Exercise aim: According to the excerpt on community survival and diversity, why has the current One-Size-Fits-All standard been able to keep going as long as it has?

Since mortality is the fact of the human condition (a person will get sick, hurt, and old, regardless of how strong they may be), eventually they will be in a position of vulnerability, needing the help of others. And there is a basic rule: piss off enough people and eventually some of them will come looking for you. Again, how many people would be willing to stick out their necks to help this asshole when things get rough for him.

If we must use the Survival of Fittest logic, if a style of living/beliefs work for a community, then the community will survive/prosper. If said beliefs are in fact terrible ones, then the community will collapse with the survivors probably opting to join other communities.

In any case, basic knowledge of nature is that diversity is strength. Having many different ways of living works better than our current One-Size-Fits-All standard which has only managed to keep going as long as it has because until recently, there were always new lands to expand to with new resources to exploit. The problem is now, Industrial Civilization has effectively expanded to every corner of the globe; there are no more new lands to exploit. It's keeping itself going by cannibalizing other Capitalist nations, but there's an obvious flaw in that strategy.

Source information:
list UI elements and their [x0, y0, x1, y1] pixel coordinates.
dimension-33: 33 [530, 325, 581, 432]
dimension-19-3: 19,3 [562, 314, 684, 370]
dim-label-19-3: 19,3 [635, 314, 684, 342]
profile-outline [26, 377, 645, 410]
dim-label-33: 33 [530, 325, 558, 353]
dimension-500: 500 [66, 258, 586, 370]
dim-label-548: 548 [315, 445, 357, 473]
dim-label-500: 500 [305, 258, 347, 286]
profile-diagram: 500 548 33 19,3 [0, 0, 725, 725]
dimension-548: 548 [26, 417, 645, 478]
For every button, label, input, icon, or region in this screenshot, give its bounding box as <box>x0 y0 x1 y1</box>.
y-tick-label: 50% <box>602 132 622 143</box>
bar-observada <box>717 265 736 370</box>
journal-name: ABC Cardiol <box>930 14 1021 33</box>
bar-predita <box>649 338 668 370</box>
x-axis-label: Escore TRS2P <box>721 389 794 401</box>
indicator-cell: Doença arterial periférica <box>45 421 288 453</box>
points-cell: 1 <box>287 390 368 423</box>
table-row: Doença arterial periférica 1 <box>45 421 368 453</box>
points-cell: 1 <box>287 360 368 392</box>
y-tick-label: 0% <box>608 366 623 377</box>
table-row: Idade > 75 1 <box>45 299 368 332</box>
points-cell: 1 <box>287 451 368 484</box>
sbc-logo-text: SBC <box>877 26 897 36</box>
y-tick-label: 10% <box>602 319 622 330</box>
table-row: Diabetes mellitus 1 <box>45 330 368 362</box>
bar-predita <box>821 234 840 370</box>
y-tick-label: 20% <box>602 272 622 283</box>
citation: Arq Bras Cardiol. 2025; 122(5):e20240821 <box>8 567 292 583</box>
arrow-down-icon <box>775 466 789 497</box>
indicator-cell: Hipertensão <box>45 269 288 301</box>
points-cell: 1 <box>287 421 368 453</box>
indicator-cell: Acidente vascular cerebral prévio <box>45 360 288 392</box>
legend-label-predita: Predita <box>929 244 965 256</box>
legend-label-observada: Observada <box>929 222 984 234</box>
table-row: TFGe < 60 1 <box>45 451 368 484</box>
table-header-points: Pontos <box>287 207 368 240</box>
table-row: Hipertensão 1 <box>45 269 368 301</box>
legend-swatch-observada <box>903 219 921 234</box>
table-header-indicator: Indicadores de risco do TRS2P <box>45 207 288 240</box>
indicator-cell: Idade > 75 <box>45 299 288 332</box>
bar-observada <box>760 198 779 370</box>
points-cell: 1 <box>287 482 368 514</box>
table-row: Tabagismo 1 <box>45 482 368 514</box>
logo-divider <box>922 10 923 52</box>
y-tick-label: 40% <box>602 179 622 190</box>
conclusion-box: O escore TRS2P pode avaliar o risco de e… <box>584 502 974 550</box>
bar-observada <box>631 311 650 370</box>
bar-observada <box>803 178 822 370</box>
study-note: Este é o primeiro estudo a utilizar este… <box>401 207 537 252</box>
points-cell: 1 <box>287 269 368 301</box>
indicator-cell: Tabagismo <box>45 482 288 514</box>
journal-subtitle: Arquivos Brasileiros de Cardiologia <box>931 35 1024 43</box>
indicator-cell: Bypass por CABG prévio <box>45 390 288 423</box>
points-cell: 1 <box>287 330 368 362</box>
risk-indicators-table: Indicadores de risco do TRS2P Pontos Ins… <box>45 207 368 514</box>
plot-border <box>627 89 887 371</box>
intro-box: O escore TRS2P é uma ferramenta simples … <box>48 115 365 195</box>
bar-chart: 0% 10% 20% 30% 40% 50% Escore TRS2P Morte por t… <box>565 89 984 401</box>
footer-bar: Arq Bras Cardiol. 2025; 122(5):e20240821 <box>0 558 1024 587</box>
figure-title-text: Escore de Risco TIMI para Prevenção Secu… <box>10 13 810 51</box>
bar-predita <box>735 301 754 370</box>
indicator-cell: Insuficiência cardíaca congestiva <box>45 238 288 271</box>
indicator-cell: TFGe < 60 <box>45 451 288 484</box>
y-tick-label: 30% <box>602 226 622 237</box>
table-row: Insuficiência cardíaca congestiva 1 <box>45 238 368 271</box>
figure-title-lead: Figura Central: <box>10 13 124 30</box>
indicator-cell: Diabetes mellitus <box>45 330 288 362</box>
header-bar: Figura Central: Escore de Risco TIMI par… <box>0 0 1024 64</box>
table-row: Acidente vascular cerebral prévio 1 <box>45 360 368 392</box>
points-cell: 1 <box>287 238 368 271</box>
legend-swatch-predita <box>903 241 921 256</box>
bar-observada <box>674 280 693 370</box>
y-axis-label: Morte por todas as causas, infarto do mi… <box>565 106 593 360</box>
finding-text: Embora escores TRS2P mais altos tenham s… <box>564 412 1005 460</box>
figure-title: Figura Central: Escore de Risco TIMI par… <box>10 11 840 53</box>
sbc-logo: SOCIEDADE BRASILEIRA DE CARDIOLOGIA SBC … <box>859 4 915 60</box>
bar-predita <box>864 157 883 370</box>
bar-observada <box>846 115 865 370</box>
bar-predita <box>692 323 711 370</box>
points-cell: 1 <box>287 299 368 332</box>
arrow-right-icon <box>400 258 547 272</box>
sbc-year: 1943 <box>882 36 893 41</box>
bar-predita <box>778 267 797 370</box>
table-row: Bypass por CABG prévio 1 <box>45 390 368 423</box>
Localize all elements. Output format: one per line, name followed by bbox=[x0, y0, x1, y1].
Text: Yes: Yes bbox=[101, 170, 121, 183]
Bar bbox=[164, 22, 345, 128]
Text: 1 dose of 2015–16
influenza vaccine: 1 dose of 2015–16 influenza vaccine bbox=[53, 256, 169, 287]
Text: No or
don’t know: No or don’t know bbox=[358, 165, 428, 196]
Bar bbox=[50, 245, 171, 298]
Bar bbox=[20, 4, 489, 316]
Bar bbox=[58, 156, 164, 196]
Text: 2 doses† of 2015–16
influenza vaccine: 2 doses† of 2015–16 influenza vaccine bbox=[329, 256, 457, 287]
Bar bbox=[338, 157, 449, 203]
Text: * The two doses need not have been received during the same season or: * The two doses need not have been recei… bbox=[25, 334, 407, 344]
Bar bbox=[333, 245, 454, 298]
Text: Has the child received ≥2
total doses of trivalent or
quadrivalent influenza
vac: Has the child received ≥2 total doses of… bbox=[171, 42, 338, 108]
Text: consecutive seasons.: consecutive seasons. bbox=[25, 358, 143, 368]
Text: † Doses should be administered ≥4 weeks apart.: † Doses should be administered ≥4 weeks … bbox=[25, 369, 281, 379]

Task answer: Until recently, there were always new lands to expand to with new resources to exploit.